Repeat all of the material below exactly as written, images excluded.

[Figure record listings]
○ ○ ○

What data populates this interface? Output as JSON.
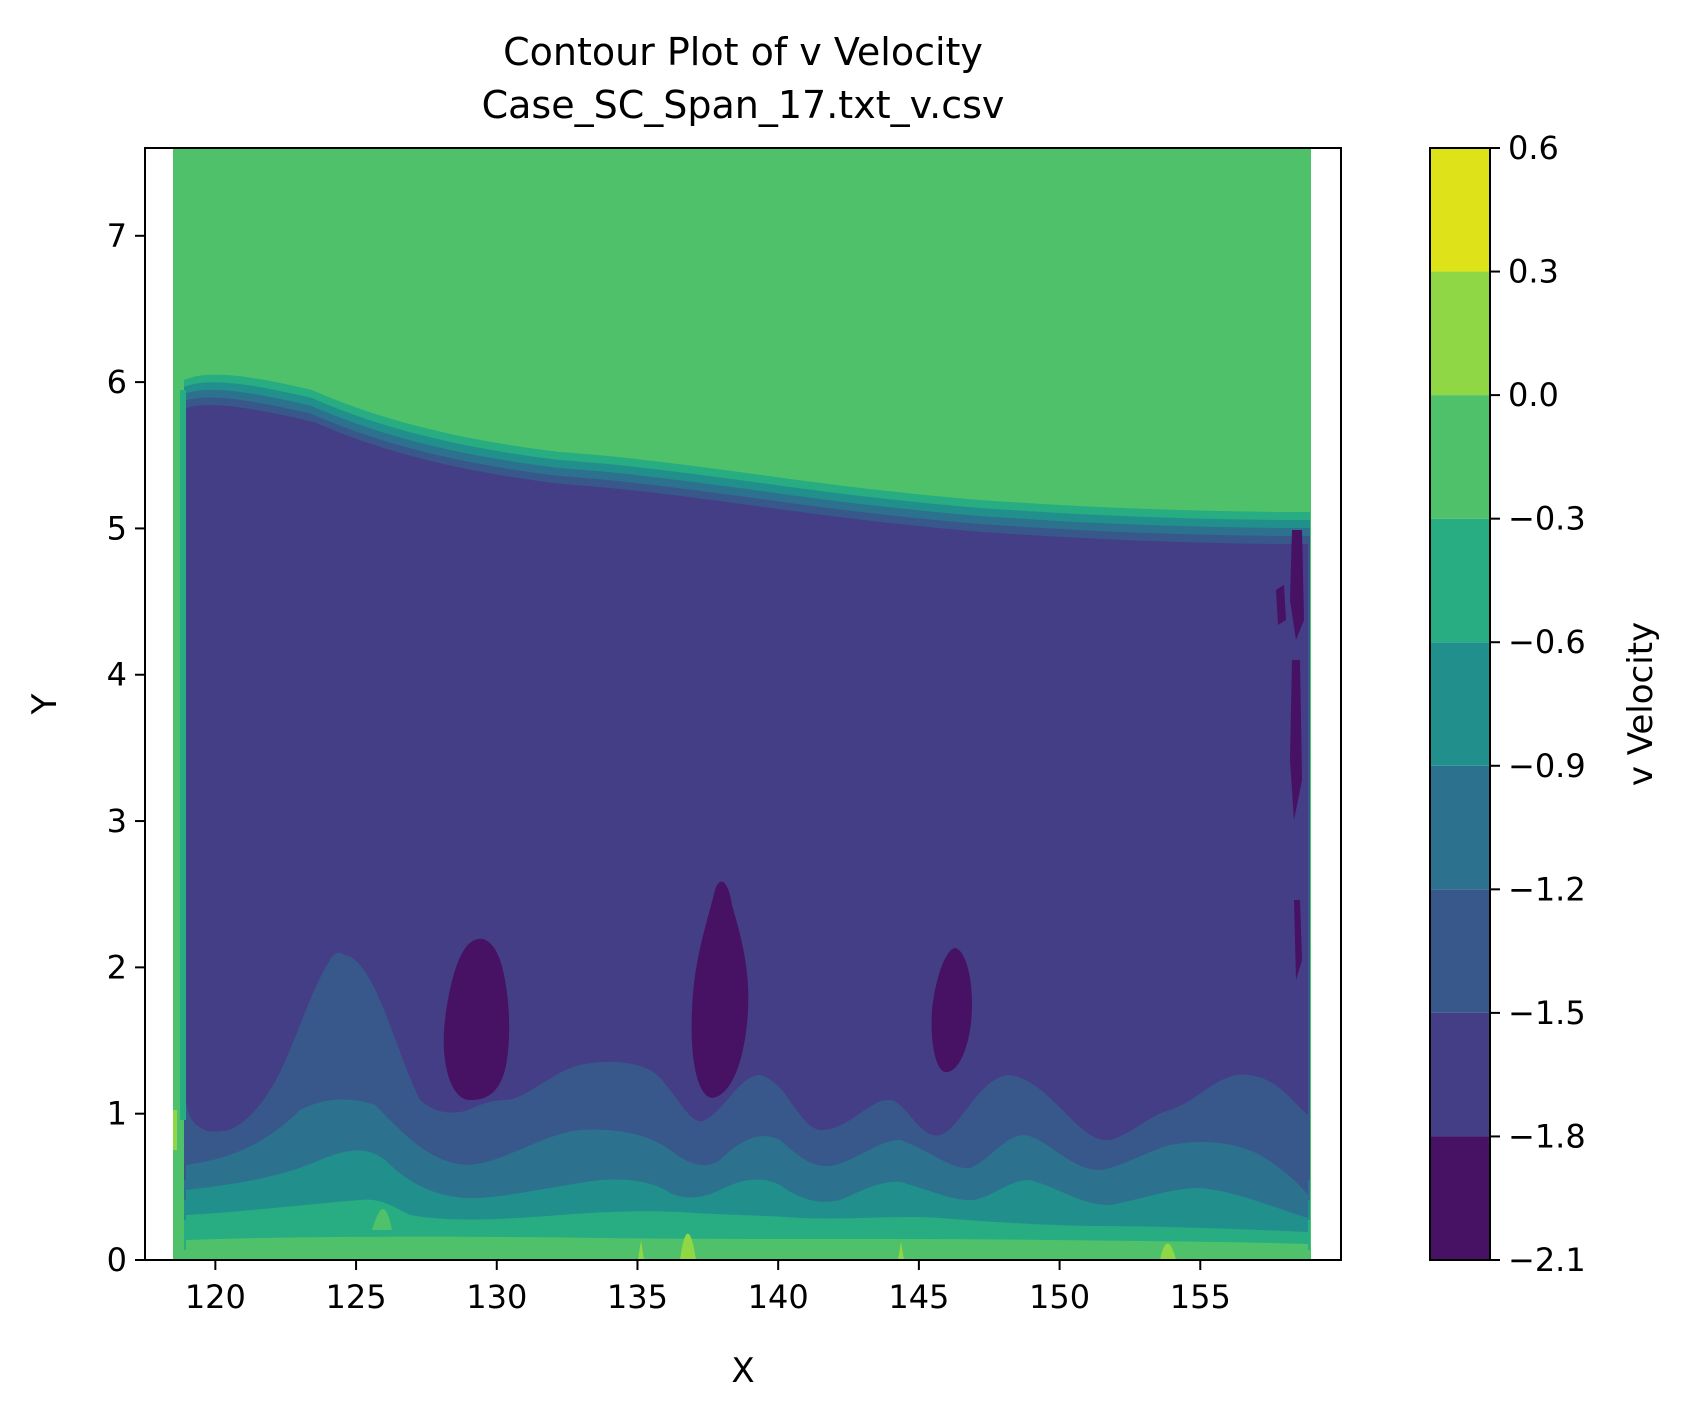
{
  "chart_data": {
    "type": "contour",
    "title": "Contour Plot of v Velocity",
    "subtitle": "Case_SC_Span_17.txt_v.csv",
    "xlabel": "X",
    "ylabel": "Y",
    "xlim": [
      117.5,
      160.0
    ],
    "ylim": [
      0,
      7.6
    ],
    "x_ticks": [
      120,
      125,
      130,
      135,
      140,
      145,
      150,
      155
    ],
    "y_ticks": [
      0,
      1,
      2,
      3,
      4,
      5,
      6,
      7
    ],
    "grid": false,
    "colorbar": {
      "label": "v Velocity",
      "levels": [
        -2.1,
        -1.8,
        -1.5,
        -1.2,
        -0.9,
        -0.6,
        -0.3,
        0.0,
        0.3,
        0.6
      ],
      "tick_labels": [
        "−2.1",
        "−1.8",
        "−1.5",
        "−1.2",
        "−0.9",
        "−0.6",
        "−0.3",
        "0.0",
        "0.3",
        "0.6"
      ],
      "colors": [
        "#471164",
        "#433e85",
        "#38588c",
        "#2c728e",
        "#21908d",
        "#27ad81",
        "#4fc16b",
        "#8fd744",
        "#dde318"
      ]
    },
    "data_x_range": [
      118.5,
      158.8
    ],
    "free_stream_value_band": [
      -0.3,
      0.0
    ],
    "boundary_layer_top": {
      "x": [
        118.5,
        124,
        130,
        140,
        150,
        158.8
      ],
      "y": [
        6.05,
        5.75,
        5.55,
        5.4,
        5.25,
        5.2
      ]
    },
    "minimum_value_cores": [
      {
        "x_center": 129.4,
        "y_range": [
          1.1,
          2.25
        ]
      },
      {
        "x_center": 138.0,
        "y_range": [
          1.15,
          2.65
        ]
      },
      {
        "x_center": 146.3,
        "y_range": [
          1.3,
          2.2
        ]
      }
    ]
  }
}
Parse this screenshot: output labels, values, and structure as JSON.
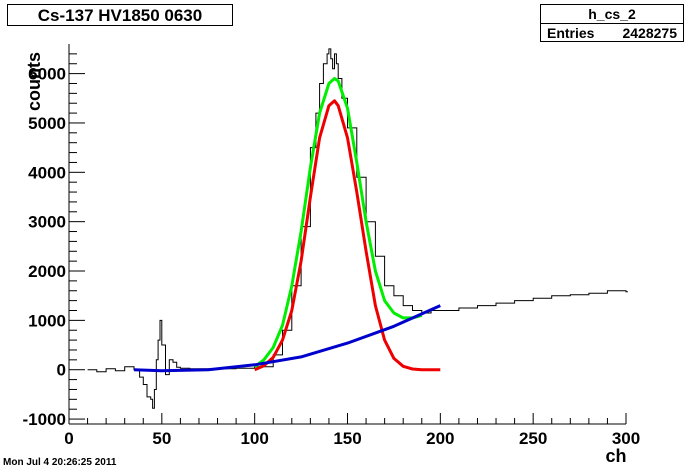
{
  "title": "Cs-137 HV1850 0630",
  "stats": {
    "name": "h_cs_2",
    "entries_label": "Entries",
    "entries_value": "2428275"
  },
  "date": "Mon Jul  4 20:26:25 2011",
  "chart_data": {
    "type": "line",
    "xlabel": "ch",
    "ylabel": "counts",
    "xlim": [
      0,
      300
    ],
    "ylim": [
      -1100,
      6600
    ],
    "x_ticks": [
      0,
      50,
      100,
      150,
      200,
      250,
      300
    ],
    "y_ticks": [
      -1000,
      0,
      1000,
      2000,
      3000,
      4000,
      5000,
      6000
    ],
    "grid": false,
    "histogram": {
      "name": "h_cs_2",
      "color": "#000000",
      "bin_width": 1,
      "x": [
        10,
        15,
        20,
        25,
        30,
        35,
        38,
        40,
        42,
        44,
        45,
        46,
        47,
        48,
        49,
        50,
        52,
        54,
        56,
        58,
        60,
        65,
        70,
        80,
        90,
        100,
        110,
        115,
        120,
        125,
        130,
        133,
        135,
        137,
        139,
        140,
        141,
        142,
        143,
        144,
        145,
        147,
        150,
        155,
        160,
        165,
        170,
        175,
        180,
        185,
        190,
        195,
        200,
        210,
        220,
        230,
        240,
        250,
        260,
        270,
        280,
        290,
        300
      ],
      "values": [
        0,
        -40,
        20,
        -20,
        60,
        0,
        -150,
        -300,
        -550,
        -600,
        -780,
        -400,
        200,
        600,
        1000,
        500,
        -100,
        200,
        150,
        50,
        30,
        20,
        20,
        20,
        30,
        60,
        300,
        800,
        1700,
        2900,
        4500,
        5200,
        5800,
        6200,
        6400,
        6500,
        6300,
        6100,
        6400,
        6200,
        5900,
        5500,
        4900,
        3900,
        3000,
        2300,
        1700,
        1500,
        1300,
        1200,
        1150,
        1200,
        1200,
        1250,
        1300,
        1350,
        1400,
        1450,
        1500,
        1520,
        1550,
        1600,
        1580
      ]
    },
    "series": [
      {
        "name": "",
        "color": "#00ee00",
        "x": [
          100,
          105,
          110,
          115,
          120,
          125,
          130,
          135,
          140,
          143,
          145,
          150,
          155,
          160,
          165,
          170,
          175,
          180,
          185,
          190
        ],
        "values": [
          60,
          200,
          450,
          900,
          1700,
          2800,
          4100,
          5200,
          5800,
          5900,
          5850,
          5300,
          4200,
          3000,
          2000,
          1400,
          1150,
          1050,
          1050,
          1100
        ]
      },
      {
        "name": "",
        "color": "#ee0000",
        "x": [
          100,
          105,
          110,
          115,
          120,
          125,
          130,
          135,
          140,
          143,
          145,
          150,
          155,
          160,
          165,
          170,
          175,
          180,
          185,
          190,
          195,
          200
        ],
        "values": [
          0,
          80,
          250,
          600,
          1200,
          2200,
          3500,
          4700,
          5350,
          5450,
          5350,
          4700,
          3600,
          2400,
          1300,
          600,
          230,
          70,
          15,
          0,
          0,
          0
        ]
      },
      {
        "name": "",
        "color": "#0000cc",
        "x": [
          35,
          50,
          75,
          100,
          125,
          150,
          175,
          200
        ],
        "values": [
          0,
          -20,
          0,
          100,
          260,
          540,
          880,
          1300
        ]
      }
    ]
  }
}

○ ○ ○

■ Output below
What data populates this interface? Output as JSON.
{
  "chart_data": {
    "type": "contour",
    "title": "Contour Plot of v Velocity",
    "subtitle": "Case_SC_Span_17.txt_v.csv",
    "xlabel": "X",
    "ylabel": "Y",
    "xlim": [
      117.5,
      160.0
    ],
    "ylim": [
      0,
      7.6
    ],
    "x_ticks": [
      120,
      125,
      130,
      135,
      140,
      145,
      150,
      155
    ],
    "y_ticks": [
      0,
      1,
      2,
      3,
      4,
      5,
      6,
      7
    ],
    "grid": false,
    "colorbar": {
      "label": "v Velocity",
      "levels": [
        -2.1,
        -1.8,
        -1.5,
        -1.2,
        -0.9,
        -0.6,
        -0.3,
        0.0,
        0.3,
        0.6
      ],
      "tick_labels": [
        "−2.1",
        "−1.8",
        "−1.5",
        "−1.2",
        "−0.9",
        "−0.6",
        "−0.3",
        "0.0",
        "0.3",
        "0.6"
      ],
      "colors": [
        "#471164",
        "#433e85",
        "#38588c",
        "#2c728e",
        "#21908d",
        "#27ad81",
        "#4fc16b",
        "#8fd744",
        "#dde318"
      ]
    },
    "data_x_range": [
      118.5,
      158.8
    ],
    "free_stream_value_band": [
      -0.3,
      0.0
    ],
    "boundary_layer_top": {
      "x": [
        118.5,
        124,
        130,
        140,
        150,
        158.8
      ],
      "y": [
        6.05,
        5.75,
        5.55,
        5.4,
        5.25,
        5.2
      ]
    },
    "minimum_value_cores": [
      {
        "x_center": 129.4,
        "y_range": [
          1.1,
          2.25
        ]
      },
      {
        "x_center": 138.0,
        "y_range": [
          1.15,
          2.65
        ]
      },
      {
        "x_center": 146.3,
        "y_range": [
          1.3,
          2.2
        ]
      }
    ]
  }
}
Parse this screenshot: output labels, values, and structure as JSON.
{
  "title": "Cs-137 HV1850 0630",
  "stats": {
    "name": "h_cs_2",
    "entries_label": "Entries",
    "entries_value": "2428275"
  },
  "date": "Mon Jul  4 20:26:25 2011",
  "chart_data": {
    "type": "line",
    "xlabel": "ch",
    "ylabel": "counts",
    "xlim": [
      0,
      300
    ],
    "ylim": [
      -1100,
      6600
    ],
    "x_ticks": [
      0,
      50,
      100,
      150,
      200,
      250,
      300
    ],
    "y_ticks": [
      -1000,
      0,
      1000,
      2000,
      3000,
      4000,
      5000,
      6000
    ],
    "grid": false,
    "histogram": {
      "name": "h_cs_2",
      "color": "#000000",
      "bin_width": 1,
      "x": [
        10,
        15,
        20,
        25,
        30,
        35,
        38,
        40,
        42,
        44,
        45,
        46,
        47,
        48,
        49,
        50,
        52,
        54,
        56,
        58,
        60,
        65,
        70,
        80,
        90,
        100,
        110,
        115,
        120,
        125,
        130,
        133,
        135,
        137,
        139,
        140,
        141,
        142,
        143,
        144,
        145,
        147,
        150,
        155,
        160,
        165,
        170,
        175,
        180,
        185,
        190,
        195,
        200,
        210,
        220,
        230,
        240,
        250,
        260,
        270,
        280,
        290,
        300
      ],
      "values": [
        0,
        -40,
        20,
        -20,
        60,
        0,
        -150,
        -300,
        -550,
        -600,
        -780,
        -400,
        200,
        600,
        1000,
        500,
        -100,
        200,
        150,
        50,
        30,
        20,
        20,
        20,
        30,
        60,
        300,
        800,
        1700,
        2900,
        4500,
        5200,
        5800,
        6200,
        6400,
        6500,
        6300,
        6100,
        6400,
        6200,
        5900,
        5500,
        4900,
        3900,
        3000,
        2300,
        1700,
        1500,
        1300,
        1200,
        1150,
        1200,
        1200,
        1250,
        1300,
        1350,
        1400,
        1450,
        1500,
        1520,
        1550,
        1600,
        1580
      ]
    },
    "series": [
      {
        "name": "",
        "color": "#00ee00",
        "x": [
          100,
          105,
          110,
          115,
          120,
          125,
          130,
          135,
          140,
          143,
          145,
          150,
          155,
          160,
          165,
          170,
          175,
          180,
          185,
          190
        ],
        "values": [
          60,
          200,
          450,
          900,
          1700,
          2800,
          4100,
          5200,
          5800,
          5900,
          5850,
          5300,
          4200,
          3000,
          2000,
          1400,
          1150,
          1050,
          1050,
          1100
        ]
      },
      {
        "name": "",
        "color": "#ee0000",
        "x": [
          100,
          105,
          110,
          115,
          120,
          125,
          130,
          135,
          140,
          143,
          145,
          150,
          155,
          160,
          165,
          170,
          175,
          180,
          185,
          190,
          195,
          200
        ],
        "values": [
          0,
          80,
          250,
          600,
          1200,
          2200,
          3500,
          4700,
          5350,
          5450,
          5350,
          4700,
          3600,
          2400,
          1300,
          600,
          230,
          70,
          15,
          0,
          0,
          0
        ]
      },
      {
        "name": "",
        "color": "#0000cc",
        "x": [
          35,
          50,
          75,
          100,
          125,
          150,
          175,
          200
        ],
        "values": [
          0,
          -20,
          0,
          100,
          260,
          540,
          880,
          1300
        ]
      }
    ]
  }
}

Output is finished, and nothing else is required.